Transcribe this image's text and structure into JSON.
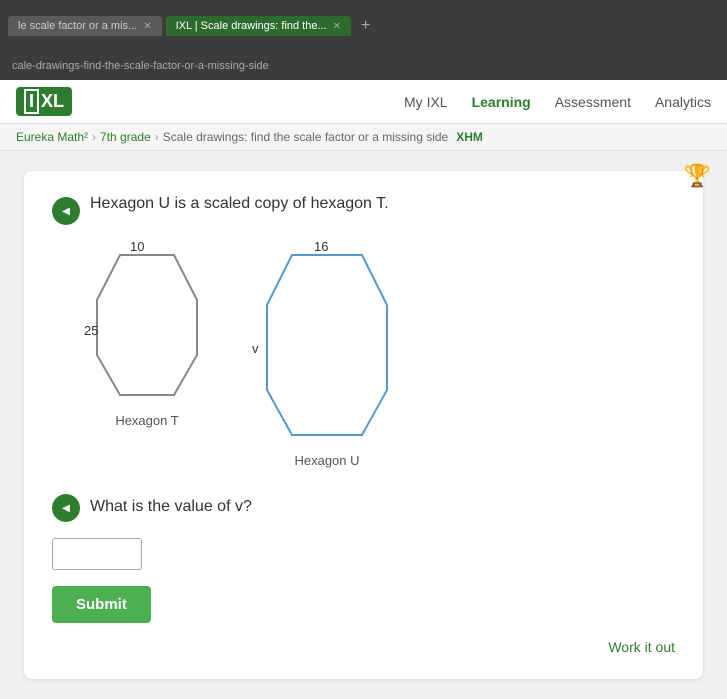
{
  "browser": {
    "tabs": [
      {
        "label": "le scale factor or a mis...",
        "active": false
      },
      {
        "label": "IXL | Scale drawings: find the...",
        "active": true
      }
    ],
    "tab_add_label": "+",
    "address_bar": "cale-drawings-find-the-scale-factor-or-a-missing-side"
  },
  "nav": {
    "logo_text": "IXL",
    "links": [
      {
        "label": "My IXL",
        "active": false
      },
      {
        "label": "Learning",
        "active": true
      },
      {
        "label": "Assessment",
        "active": false
      },
      {
        "label": "Analytics",
        "active": false
      }
    ]
  },
  "breadcrumb": {
    "parts": [
      {
        "text": "Eureka Math²"
      },
      {
        "text": "7th grade"
      },
      {
        "text": "Scale drawings: find the scale factor or a missing side"
      }
    ],
    "skill_code": "XHM"
  },
  "question1": {
    "text": "Hexagon U is a scaled copy of hexagon T.",
    "hexagon_t": {
      "label": "Hexagon T",
      "side_top": "10",
      "side_left": "25"
    },
    "hexagon_u": {
      "label": "Hexagon U",
      "side_top": "16",
      "side_left": "v"
    }
  },
  "question2": {
    "text": "What is the value of v?",
    "input_placeholder": "",
    "submit_label": "Submit"
  },
  "work_it_out": {
    "label": "Work it out"
  }
}
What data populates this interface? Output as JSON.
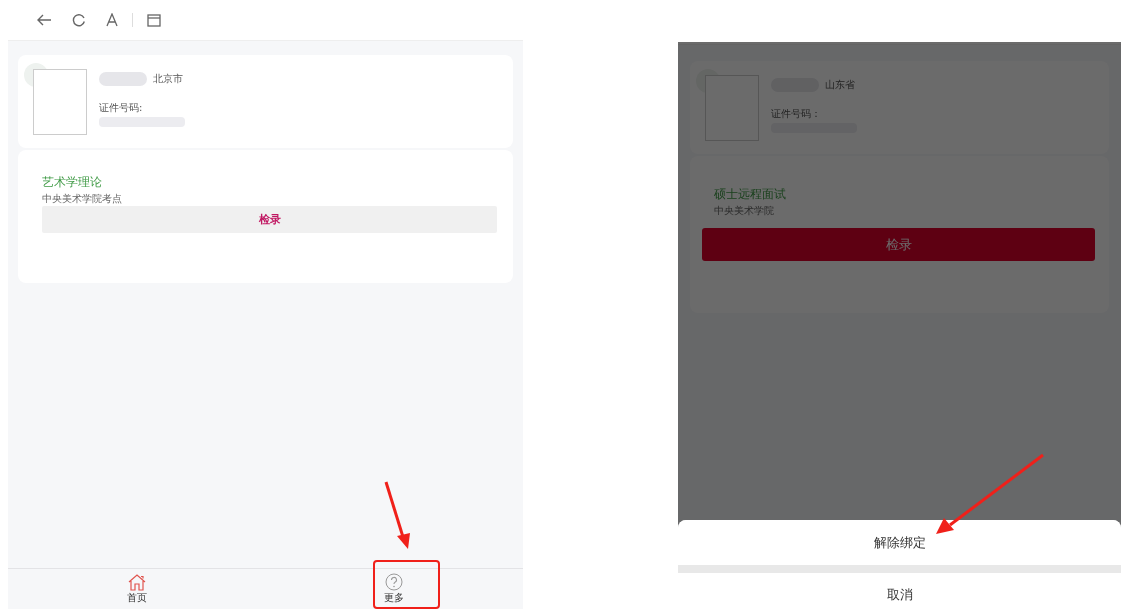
{
  "left_screen": {
    "profile": {
      "region": "北京市",
      "id_label": "证件号码:"
    },
    "exam": {
      "title": "艺术学理论",
      "school": "中央美术学院考点",
      "button": "检录",
      "disabled": true
    },
    "tab_bar": [
      {
        "label": "首页",
        "selected": true
      },
      {
        "label": "更多",
        "selected": false
      }
    ]
  },
  "right_screen": {
    "dimmed": true,
    "profile": {
      "region": "山东省",
      "id_label": "证件号码："
    },
    "exam": {
      "title": "硕士远程面试",
      "school": "中央美术学院",
      "button": "检录",
      "disabled": false
    },
    "action_sheet": {
      "actions": [
        "解除绑定"
      ],
      "cancel": "取消"
    }
  }
}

* _INSTRUCTIONS TO FOLLOW_
Look through the data and show every line containing "missing".

* _EXPECTED OUTPUT_
    "address_bar": "cale-drawings-find-the-scale-factor-or-a-missing-side"
        "text": "Scale drawings: find the scale factor or a missing side"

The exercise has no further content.